(Task to carry out)
Look through the lines and report how many include the word "values", giving nothing but the number.

(Records)
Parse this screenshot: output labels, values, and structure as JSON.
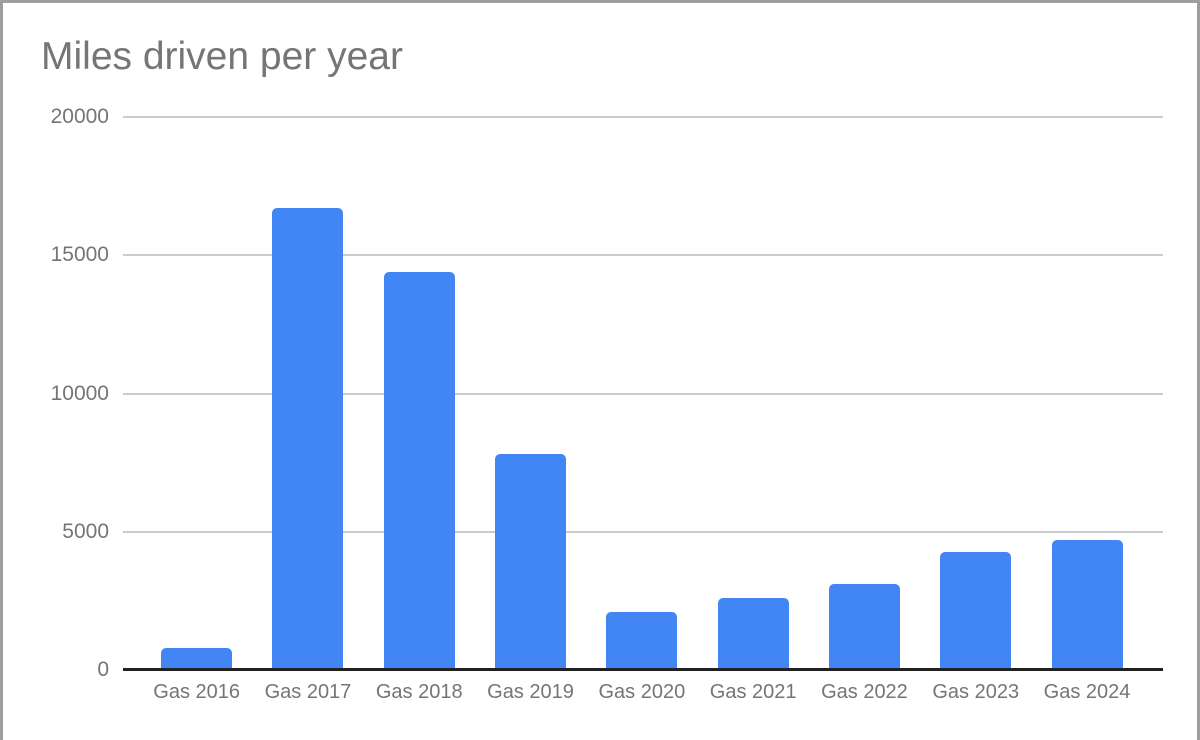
{
  "frame": {
    "border_color": "#9e9e9e",
    "background": "#ffffff"
  },
  "chart_data": {
    "type": "bar",
    "title": "Miles driven per year",
    "categories": [
      "Gas 2016",
      "Gas 2017",
      "Gas 2018",
      "Gas 2019",
      "Gas 2020",
      "Gas 2021",
      "Gas 2022",
      "Gas 2023",
      "Gas 2024"
    ],
    "values": [
      800,
      16700,
      14400,
      7800,
      2100,
      2600,
      3100,
      4250,
      4700
    ],
    "xlabel": "",
    "ylabel": "",
    "ylim": [
      0,
      20000
    ],
    "yticks": [
      0,
      5000,
      10000,
      15000,
      20000
    ],
    "ytick_labels": [
      "0",
      "5000",
      "10000",
      "15000",
      "20000"
    ],
    "grid": true,
    "legend": "none",
    "bar_color": "#4285f4",
    "gridline_color": "#cccccc",
    "axis_color": "#212121",
    "label_color": "#757575",
    "title_color": "#757575"
  }
}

(Answer for the task)
2